> [EXERCISE BRIEF] Reproduce the entries in full, with no changes.

> [DATA SUPPLIED]
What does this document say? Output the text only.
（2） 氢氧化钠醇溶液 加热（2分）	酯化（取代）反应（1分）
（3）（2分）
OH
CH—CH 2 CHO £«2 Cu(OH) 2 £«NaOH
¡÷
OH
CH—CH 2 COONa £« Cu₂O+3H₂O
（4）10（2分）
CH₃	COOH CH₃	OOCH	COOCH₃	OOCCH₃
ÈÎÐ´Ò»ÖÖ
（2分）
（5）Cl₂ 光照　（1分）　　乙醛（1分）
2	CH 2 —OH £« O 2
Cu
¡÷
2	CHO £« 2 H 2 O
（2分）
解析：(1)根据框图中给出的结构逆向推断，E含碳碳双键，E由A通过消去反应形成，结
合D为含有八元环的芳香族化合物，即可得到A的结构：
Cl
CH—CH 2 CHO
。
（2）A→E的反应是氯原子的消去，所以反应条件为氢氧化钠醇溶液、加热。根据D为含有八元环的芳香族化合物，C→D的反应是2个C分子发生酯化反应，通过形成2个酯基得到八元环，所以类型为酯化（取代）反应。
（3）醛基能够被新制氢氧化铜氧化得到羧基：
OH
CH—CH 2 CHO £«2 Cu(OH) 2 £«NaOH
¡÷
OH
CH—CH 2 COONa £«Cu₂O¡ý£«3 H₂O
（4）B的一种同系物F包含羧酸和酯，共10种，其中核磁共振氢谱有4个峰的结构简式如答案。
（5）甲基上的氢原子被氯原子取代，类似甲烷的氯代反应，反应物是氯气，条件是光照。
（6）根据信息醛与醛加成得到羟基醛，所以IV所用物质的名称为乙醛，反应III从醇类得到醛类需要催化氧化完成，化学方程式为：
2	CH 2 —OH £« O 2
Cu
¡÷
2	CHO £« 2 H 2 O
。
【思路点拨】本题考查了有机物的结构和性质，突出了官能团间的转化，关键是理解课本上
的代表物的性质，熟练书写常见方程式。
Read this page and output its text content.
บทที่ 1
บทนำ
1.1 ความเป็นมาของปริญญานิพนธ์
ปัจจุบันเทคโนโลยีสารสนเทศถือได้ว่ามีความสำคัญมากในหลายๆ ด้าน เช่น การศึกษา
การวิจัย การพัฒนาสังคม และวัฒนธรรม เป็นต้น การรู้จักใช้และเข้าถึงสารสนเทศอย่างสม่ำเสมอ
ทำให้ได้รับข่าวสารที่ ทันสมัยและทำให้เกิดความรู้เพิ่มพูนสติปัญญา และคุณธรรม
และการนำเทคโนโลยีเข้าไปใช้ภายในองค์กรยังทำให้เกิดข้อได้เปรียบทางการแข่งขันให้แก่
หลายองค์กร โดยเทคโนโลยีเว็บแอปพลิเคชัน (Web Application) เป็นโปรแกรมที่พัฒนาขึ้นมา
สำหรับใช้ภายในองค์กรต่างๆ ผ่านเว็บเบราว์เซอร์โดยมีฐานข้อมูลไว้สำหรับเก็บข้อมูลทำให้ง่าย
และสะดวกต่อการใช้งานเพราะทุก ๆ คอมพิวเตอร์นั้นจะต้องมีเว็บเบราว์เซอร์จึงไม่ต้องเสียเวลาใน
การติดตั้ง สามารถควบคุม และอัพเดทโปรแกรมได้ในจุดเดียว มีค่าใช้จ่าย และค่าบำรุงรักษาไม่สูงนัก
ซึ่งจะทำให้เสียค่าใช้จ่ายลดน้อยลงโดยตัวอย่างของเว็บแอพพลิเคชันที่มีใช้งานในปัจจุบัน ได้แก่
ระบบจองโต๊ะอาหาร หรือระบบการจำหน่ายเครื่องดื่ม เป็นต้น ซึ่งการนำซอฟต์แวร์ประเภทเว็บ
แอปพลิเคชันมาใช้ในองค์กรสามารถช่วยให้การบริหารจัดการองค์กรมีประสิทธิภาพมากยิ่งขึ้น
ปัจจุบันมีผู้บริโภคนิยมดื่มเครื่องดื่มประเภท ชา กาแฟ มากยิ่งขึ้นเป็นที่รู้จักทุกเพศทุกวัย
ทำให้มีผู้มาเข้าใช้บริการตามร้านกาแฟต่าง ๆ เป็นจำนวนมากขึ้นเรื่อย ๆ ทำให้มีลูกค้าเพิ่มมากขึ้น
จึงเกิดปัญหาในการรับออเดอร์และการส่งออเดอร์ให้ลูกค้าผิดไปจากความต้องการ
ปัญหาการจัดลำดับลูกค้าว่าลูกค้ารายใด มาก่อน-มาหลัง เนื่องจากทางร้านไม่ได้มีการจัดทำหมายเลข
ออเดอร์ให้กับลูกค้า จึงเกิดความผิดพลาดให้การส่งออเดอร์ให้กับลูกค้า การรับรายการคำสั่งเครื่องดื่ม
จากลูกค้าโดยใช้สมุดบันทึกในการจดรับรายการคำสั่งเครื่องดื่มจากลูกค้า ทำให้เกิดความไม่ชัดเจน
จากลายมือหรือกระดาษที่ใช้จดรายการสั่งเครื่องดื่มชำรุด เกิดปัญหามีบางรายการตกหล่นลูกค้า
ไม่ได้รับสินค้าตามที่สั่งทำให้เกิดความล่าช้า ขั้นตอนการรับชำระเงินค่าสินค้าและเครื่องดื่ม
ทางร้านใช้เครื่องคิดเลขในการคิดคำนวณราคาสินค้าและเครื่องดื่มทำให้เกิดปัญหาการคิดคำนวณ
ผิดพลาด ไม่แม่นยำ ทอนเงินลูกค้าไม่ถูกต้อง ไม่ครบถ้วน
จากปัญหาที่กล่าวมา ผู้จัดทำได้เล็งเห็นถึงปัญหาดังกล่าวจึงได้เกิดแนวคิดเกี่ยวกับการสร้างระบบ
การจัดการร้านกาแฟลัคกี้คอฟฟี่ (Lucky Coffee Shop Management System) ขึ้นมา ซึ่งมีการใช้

> [WRITTEN SOLUTION]
What does this document say? Output the text only.
（2） 氢氧化钠醇溶液 加热（2分）	酯化（取代）反应（1分）
（3）（2分）
OH
CH—CH 2 CHO £«2 Cu(OH) 2 £«NaOH
¡÷
OH
CH—CH 2 COONa £« Cu₂O+3H₂O
（4）10（2分）
CH₃	COOH CH₃	OOCH	COOCH₃	OOCCH₃
ÈÎÐ´Ò»ÖÖ
（2分）
（5）Cl₂ 光照　（1分）　　乙醛（1分）
2	CH 2 —OH £« O 2
Cu
¡÷
2	CHO £« 2 H 2 O
（2分）
解析：(1)根据框图中给出的结构逆向推断，E含碳碳双键，E由A通过消去反应形成，结
合D为含有八元环的芳香族化合物，即可得到A的结构：
Cl
CH—CH 2 CHO
。
（2）A→E的反应是氯原子的消去，所以反应条件为氢氧化钠醇溶液、加热。根据D为含有八元环的芳香族化合物，C→D的反应是2个C分子发生酯化反应，通过形成2个酯基得到八元环，所以类型为酯化（取代）反应。
（3）醛基能够被新制氢氧化铜氧化得到羧基：
OH
CH—CH 2 CHO £«2 Cu(OH) 2 £«NaOH
¡÷
OH
CH—CH 2 COONa £«Cu₂O¡ý£«3 H₂O
（4）B的一种同系物F包含羧酸和酯，共10种，其中核磁共振氢谱有4个峰的结构简式如答案。
（5）甲基上的氢原子被氯原子取代，类似甲烷的氯代反应，反应物是氯气，条件是光照。
（6）根据信息醛与醛加成得到羟基醛，所以IV所用物质的名称为乙醛，反应III从醇类得到醛类需要催化氧化完成，化学方程式为：
2	CH 2 —OH £« O 2
Cu
¡÷
2	CHO £« 2 H 2 O
。
【思路点拨】本题考查了有机物的结构和性质，突出了官能团间的转化，关键是理解课本上
的代表物的性质，熟练书写常见方程式。
Read this page and output its text content.
บทที่ 1
บทนำ
1.1 ความเป็นมาของปริญญานิพนธ์
ปัจจุบันเทคโนโลยีสารสนเทศถือได้ว่ามีความสำคัญมากในหลายๆ ด้าน เช่น การศึกษา
การวิจัย การพัฒนาสังคม และวัฒนธรรม เป็นต้น การรู้จักใช้และเข้าถึงสารสนเทศอย่างสม่ำเสมอ
ทำให้ได้รับข่าวสารที่ ทันสมัยและทำให้เกิดความรู้เพิ่มพูนสติปัญญา และคุณธรรม
และการนำเทคโนโลยีเข้าไปใช้ภายในองค์กรยังทำให้เกิดข้อได้เปรียบทางการแข่งขันให้แก่
หลายองค์กร โดยเทคโนโลยีเว็บแอปพลิเคชัน (Web Application) เป็นโปรแกรมที่พัฒนาขึ้นมา
สำหรับใช้ภายในองค์กรต่างๆ ผ่านเว็บเบราว์เซอร์โดยมีฐานข้อมูลไว้สำหรับเก็บข้อมูลทำให้ง่าย
และสะดวกต่อการใช้งานเพราะทุก ๆ คอมพิวเตอร์นั้นจะต้องมีเว็บเบราว์เซอร์จึงไม่ต้องเสียเวลาใน
การติดตั้ง สามารถควบคุม และอัพเดทโปรแกรมได้ในจุดเดียว มีค่าใช้จ่าย และค่าบำรุงรักษาไม่สูงนัก
ซึ่งจะทำให้เสียค่าใช้จ่ายลดน้อยลงโดยตัวอย่างของเว็บแอพพลิเคชันที่มีใช้งานในปัจจุบัน ได้แก่
ระบบจองโต๊ะอาหาร หรือระบบการจำหน่ายเครื่องดื่ม เป็นต้น ซึ่งการนำซอฟต์แวร์ประเภทเว็บ
แอปพลิเคชันมาใช้ในองค์กรสามารถช่วยให้การบริหารจัดการองค์กรมีประสิทธิภาพมากยิ่งขึ้น
ปัจจุบันมีผู้บริโภคนิยมดื่มเครื่องดื่มประเภท ชา กาแฟ มากยิ่งขึ้นเป็นที่รู้จักทุกเพศทุกวัย
ทำให้มีผู้มาเข้าใช้บริการตามร้านกาแฟต่าง ๆ เป็นจำนวนมากขึ้นเรื่อย ๆ ทำให้มีลูกค้าเพิ่มมากขึ้น
จึงเกิดปัญหาในการรับออเดอร์และการส่งออเดอร์ให้ลูกค้าผิดไปจากความต้องการ
ปัญหาการจัดลำดับลูกค้าว่าลูกค้ารายใด มาก่อน-มาหลัง เนื่องจากทางร้านไม่ได้มีการจัดทำหมายเลข
ออเดอร์ให้กับลูกค้า จึงเกิดความผิดพลาดให้การส่งออเดอร์ให้กับลูกค้า การรับรายการคำสั่งเครื่องดื่ม
จากลูกค้าโดยใช้สมุดบันทึกในการจดรับรายการคำสั่งเครื่องดื่มจากลูกค้า ทำให้เกิดความไม่ชัดเจน
จากลายมือหรือกระดาษที่ใช้จดรายการสั่งเครื่องดื่มชำรุด เกิดปัญหามีบางรายการตกหล่นลูกค้า
ไม่ได้รับสินค้าตามที่สั่งทำให้เกิดความล่าช้า ขั้นตอนการรับชำระเงินค่าสินค้าและเครื่องดื่ม
ทางร้านใช้เครื่องคิดเลขในการคิดคำนวณราคาสินค้าและเครื่องดื่มทำให้เกิดปัญหาการคิดคำนวณ
ผิดพลาด ไม่แม่นยำ ทอนเงินลูกค้าไม่ถูกต้อง ไม่ครบถ้วน
จากปัญหาที่กล่าวมา ผู้จัดทำได้เล็งเห็นถึงปัญหาดังกล่าวจึงได้เกิดแนวคิดเกี่ยวกับการสร้างระบบ
การจัดการร้านกาแฟลัคกี้คอฟฟี่ (Lucky Coffee Shop Management System) ขึ้นมา ซึ่งมีการใช้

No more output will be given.